Saturday, June 19, 2010

"The Big Country"

During the thunderstorm today, I persevered in watching this fine old movie, even though the power kept going out and I had to keep fiddling with the TV. I think this is the movie that made me love Gregory Peck, many years ago. It almost made me love "the big country," too--all those rocks! Charlton Heston was pretty good, too, and Chuck Connors, Burl Ives, Charles Bickford, Jean Simmons and Carol Baker. For some reason, I flinched every time they threw a gun away or dropped one in the horse trough; I thought they must have been very rich to be so profligate with their guns.

Friday, June 18, 2010

Left Behind

Yesterday and today I read Left Behind by LaHaye and Jenkins, and thought it was a good story. It would be interesting to find out if, in other books in the series, the writing improves--It isn't bad in this book, just somewhat better than a high school book report or a small-town newspaper. It isn't weak enough to distract you from the story. I didn't like the repeated comparison of the bad guy's looks to Robert Redford.

PROMPT: List every person named in the blog entry above about "The Big Country."

LISTED ENTRIES:
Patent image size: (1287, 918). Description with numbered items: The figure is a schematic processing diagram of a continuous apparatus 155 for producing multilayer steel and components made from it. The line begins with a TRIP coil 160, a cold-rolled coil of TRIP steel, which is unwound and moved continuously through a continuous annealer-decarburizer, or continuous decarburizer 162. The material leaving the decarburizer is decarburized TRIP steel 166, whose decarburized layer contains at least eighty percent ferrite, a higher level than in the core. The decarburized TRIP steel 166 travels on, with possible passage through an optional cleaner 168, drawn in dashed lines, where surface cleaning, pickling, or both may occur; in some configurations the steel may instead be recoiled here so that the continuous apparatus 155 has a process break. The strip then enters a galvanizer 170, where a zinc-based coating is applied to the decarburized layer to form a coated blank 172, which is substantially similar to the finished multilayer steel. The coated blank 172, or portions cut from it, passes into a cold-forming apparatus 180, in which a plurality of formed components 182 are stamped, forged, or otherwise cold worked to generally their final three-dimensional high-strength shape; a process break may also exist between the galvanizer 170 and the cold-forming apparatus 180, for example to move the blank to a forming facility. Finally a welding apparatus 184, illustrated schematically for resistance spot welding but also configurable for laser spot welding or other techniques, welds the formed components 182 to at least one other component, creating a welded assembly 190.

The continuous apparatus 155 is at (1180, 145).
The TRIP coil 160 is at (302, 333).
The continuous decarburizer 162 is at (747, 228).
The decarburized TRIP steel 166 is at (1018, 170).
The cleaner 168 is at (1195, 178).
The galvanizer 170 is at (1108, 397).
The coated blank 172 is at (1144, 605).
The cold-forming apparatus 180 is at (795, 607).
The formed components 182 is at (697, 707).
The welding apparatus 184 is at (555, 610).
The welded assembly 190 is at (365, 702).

RESULT OF THE EXERCISE: Gregory Peck, Charlton Heston, Chuck Connors, Burl Ives, Charles Bickford, Jean Simmons, Carol Baker